Data entries for graphics:

-=-=-=-=-

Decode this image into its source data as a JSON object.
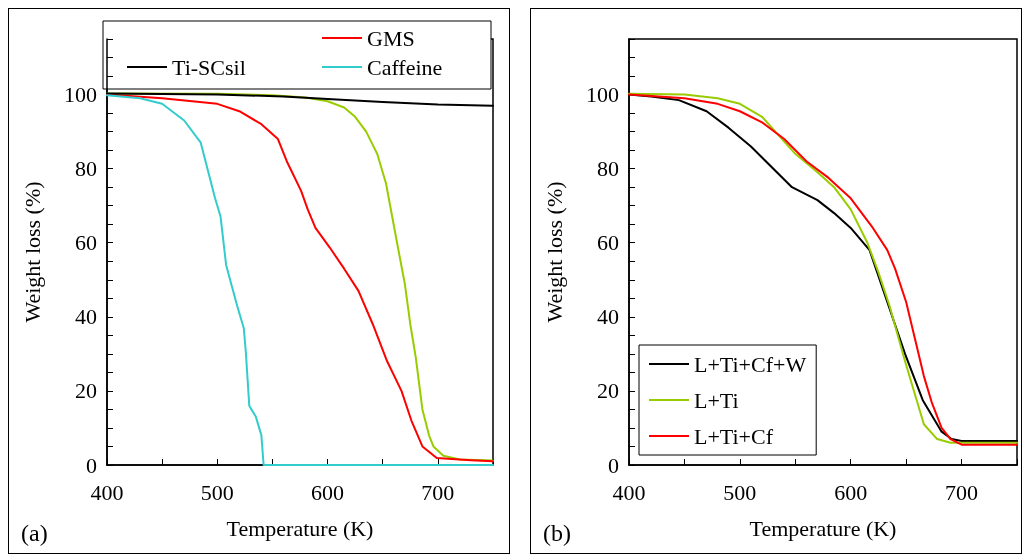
{
  "chart_data": [
    {
      "type": "line",
      "xlabel": "Temperature (K)",
      "ylabel": "Weight loss (%)",
      "annotations": [
        "(a)"
      ],
      "xlim": [
        400,
        750
      ],
      "ylim": [
        0,
        115
      ],
      "xticks": [
        400,
        {
          "value": 450,
          "label": null
        },
        500,
        {
          "value": 550,
          "label": null
        },
        600,
        {
          "value": 650,
          "label": null
        },
        700,
        {
          "value": 750,
          "label": null
        }
      ],
      "yticks": [
        0,
        {
          "value": 5,
          "label": null
        },
        {
          "value": 10,
          "label": null
        },
        {
          "value": 15,
          "label": null
        },
        20,
        {
          "value": 25,
          "label": null
        },
        {
          "value": 30,
          "label": null
        },
        {
          "value": 35,
          "label": null
        },
        40,
        {
          "value": 45,
          "label": null
        },
        {
          "value": 50,
          "label": null
        },
        {
          "value": 55,
          "label": null
        },
        60,
        {
          "value": 65,
          "label": null
        },
        {
          "value": 70,
          "label": null
        },
        {
          "value": 75,
          "label": null
        },
        80,
        {
          "value": 85,
          "label": null
        },
        {
          "value": 90,
          "label": null
        },
        {
          "value": 95,
          "label": null
        },
        100,
        {
          "value": 105,
          "label": null
        },
        {
          "value": 110,
          "label": null
        },
        {
          "value": 115,
          "label": null
        }
      ],
      "grid": false,
      "legend": "top",
      "marker": "none",
      "line_style": "solid",
      "series": [
        {
          "color": "#99cc00",
          "x": [
            400,
            500,
            550,
            580,
            600,
            615,
            625,
            635,
            645,
            653,
            663,
            670,
            675,
            680,
            686,
            692,
            696,
            705,
            720,
            750
          ],
          "values": [
            100.3,
            100.2,
            99.8,
            99.2,
            98.2,
            96.5,
            94,
            90,
            84,
            76,
            60,
            49,
            38,
            29,
            15,
            8,
            5,
            2.5,
            1.5,
            1.2
          ]
        },
        {
          "name": "GMS",
          "color": "#ff0000",
          "x": [
            400,
            450,
            500,
            520,
            540,
            555,
            563,
            576,
            582,
            589,
            602,
            615,
            628,
            641,
            654,
            667,
            676,
            686,
            699,
            730,
            750
          ],
          "values": [
            100,
            99,
            97.5,
            95.5,
            92,
            88,
            82,
            74,
            69,
            64,
            58.7,
            53,
            47,
            38,
            28,
            20,
            12,
            5,
            1.9,
            1.3,
            1.0
          ]
        },
        {
          "name": "Ti-SCsil",
          "color": "#000000",
          "x": [
            400,
            500,
            560,
            600,
            650,
            700,
            750
          ],
          "values": [
            100.3,
            100,
            99.5,
            98.8,
            98,
            97.3,
            97
          ]
        },
        {
          "name": "Caffeine",
          "color": "#33cccc",
          "x": [
            400,
            430,
            450,
            470,
            485,
            498,
            503,
            508,
            518,
            524,
            526,
            529,
            535,
            540,
            542,
            750
          ],
          "values": [
            99.8,
            99,
            97.5,
            93,
            87,
            72,
            67,
            54,
            43,
            37,
            30,
            16,
            13,
            8,
            0,
            0
          ]
        }
      ]
    },
    {
      "type": "line",
      "xlabel": "Temperature (K)",
      "ylabel": "Weight loss (%)",
      "annotations": [
        "(b)"
      ],
      "xlim": [
        400,
        750
      ],
      "ylim": [
        0,
        115
      ],
      "xticks": [
        400,
        {
          "value": 450,
          "label": null
        },
        500,
        {
          "value": 550,
          "label": null
        },
        600,
        {
          "value": 650,
          "label": null
        },
        700,
        {
          "value": 750,
          "label": null
        }
      ],
      "yticks": [
        0,
        {
          "value": 5,
          "label": null
        },
        {
          "value": 10,
          "label": null
        },
        {
          "value": 15,
          "label": null
        },
        20,
        {
          "value": 25,
          "label": null
        },
        {
          "value": 30,
          "label": null
        },
        {
          "value": 35,
          "label": null
        },
        40,
        {
          "value": 45,
          "label": null
        },
        {
          "value": 50,
          "label": null
        },
        {
          "value": 55,
          "label": null
        },
        60,
        {
          "value": 65,
          "label": null
        },
        {
          "value": 70,
          "label": null
        },
        {
          "value": 75,
          "label": null
        },
        80,
        {
          "value": 85,
          "label": null
        },
        {
          "value": 90,
          "label": null
        },
        {
          "value": 95,
          "label": null
        },
        100,
        {
          "value": 105,
          "label": null
        },
        {
          "value": 110,
          "label": null
        },
        {
          "value": 115,
          "label": null
        }
      ],
      "grid": false,
      "legend": "bottom left",
      "marker": "none",
      "line_style": "solid",
      "series": [
        {
          "name": "L+Ti+Cf+W",
          "color": "#000000",
          "x": [
            400,
            420,
            445,
            470,
            490,
            510,
            520,
            547,
            570,
            585,
            600,
            617,
            633,
            649,
            665,
            682,
            691,
            700,
            750
          ],
          "values": [
            100,
            99.5,
            98.5,
            95.5,
            91,
            86,
            83,
            75,
            71.5,
            68,
            64,
            58,
            44,
            30,
            17.5,
            9,
            7,
            6.5,
            6.5
          ]
        },
        {
          "name": "L+Ti",
          "color": "#99cc00",
          "x": [
            400,
            450,
            480,
            500,
            520,
            535,
            550,
            570,
            585,
            600,
            615,
            625,
            635,
            649,
            655,
            666,
            678,
            690,
            700,
            750
          ],
          "values": [
            100.2,
            100,
            99,
            97.5,
            94,
            89,
            84,
            79,
            75,
            69,
            60,
            52,
            43,
            28,
            22,
            11,
            7,
            6,
            6,
            6
          ]
        },
        {
          "name": "L+Ti+Cf",
          "color": "#ff0000",
          "x": [
            400,
            450,
            480,
            500,
            520,
            540,
            560,
            580,
            600,
            610,
            620,
            633,
            640,
            650,
            658,
            666,
            673,
            682,
            690,
            700,
            750
          ],
          "values": [
            100,
            99,
            97.5,
            95.5,
            92.5,
            88,
            82,
            77.5,
            72,
            68,
            64,
            58,
            53,
            44,
            34,
            24,
            17,
            10,
            7,
            5.5,
            5.5
          ]
        }
      ]
    }
  ]
}
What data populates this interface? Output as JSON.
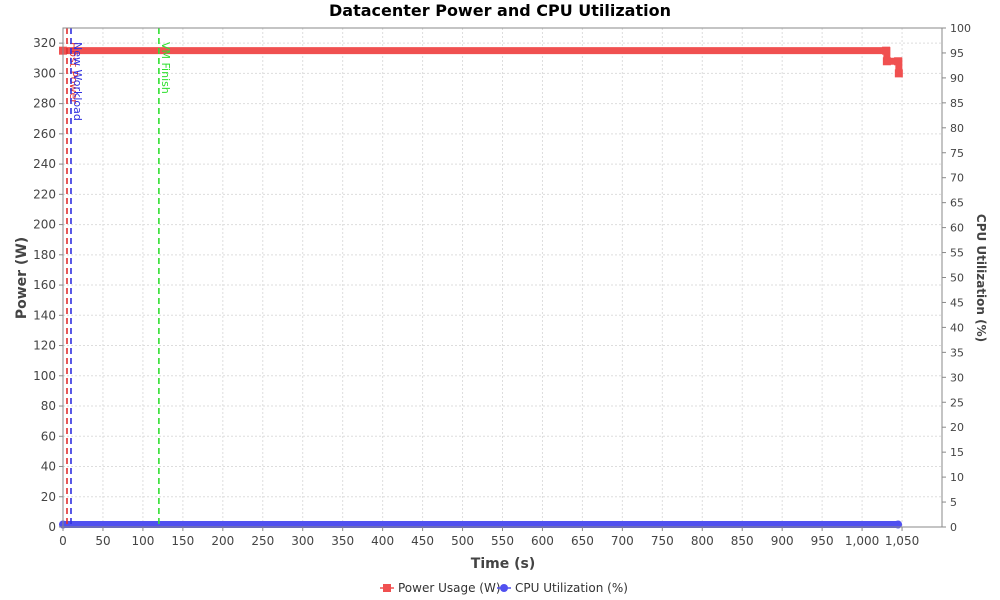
{
  "colors": {
    "power": "#f05050",
    "cpu": "#5050f0",
    "marker_red": "#e03030",
    "marker_blue": "#3030e0",
    "marker_green": "#30e030",
    "grid": "#dddddd"
  },
  "chart_data": {
    "type": "line",
    "title": "Datacenter Power and CPU Utilization",
    "xlabel": "Time (s)",
    "ylabel": "Power (W)",
    "y2label": "CPU Utilization (%)",
    "xlim": [
      0,
      1100
    ],
    "ylim": [
      0,
      330
    ],
    "y2lim": [
      0,
      100
    ],
    "grid": true,
    "legend_position": "bottom-center",
    "x_ticks": [
      0,
      50,
      100,
      150,
      200,
      250,
      300,
      350,
      400,
      450,
      500,
      550,
      600,
      650,
      700,
      750,
      800,
      850,
      900,
      950,
      1000,
      1050
    ],
    "x_tick_labels": [
      "0",
      "50",
      "100",
      "150",
      "200",
      "250",
      "300",
      "350",
      "400",
      "450",
      "500",
      "550",
      "600",
      "650",
      "700",
      "750",
      "800",
      "850",
      "900",
      "950",
      "1,000",
      "1,050"
    ],
    "y_ticks": [
      0,
      20,
      40,
      60,
      80,
      100,
      120,
      140,
      160,
      180,
      200,
      220,
      240,
      260,
      280,
      300,
      320
    ],
    "y2_ticks": [
      0,
      5,
      10,
      15,
      20,
      25,
      30,
      35,
      40,
      45,
      50,
      55,
      60,
      65,
      70,
      75,
      80,
      85,
      90,
      95,
      100
    ],
    "series": [
      {
        "name": "Power Usage (W)",
        "axis": "left",
        "marker": "square",
        "x": [
          0,
          1030,
          1031,
          1045,
          1046
        ],
        "y": [
          315,
          315,
          308,
          308,
          300
        ]
      },
      {
        "name": "CPU Utilization (%)",
        "axis": "right",
        "marker": "circle",
        "x": [
          0,
          1045
        ],
        "y": [
          0.5,
          0.5
        ]
      }
    ],
    "markers": [
      {
        "x": 5,
        "label": "Host Power",
        "color_key": "marker_red"
      },
      {
        "x": 10,
        "label": "New Workload",
        "color_key": "marker_blue"
      },
      {
        "x": 120,
        "label": "VM Finish",
        "color_key": "marker_green"
      }
    ]
  }
}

-=-=-=-=-

Set problem: Take every line from the data above that holds "bottom" and copy it out.

Right answer:
      "legend": "bottom left",
    "legend_position": "bottom-center",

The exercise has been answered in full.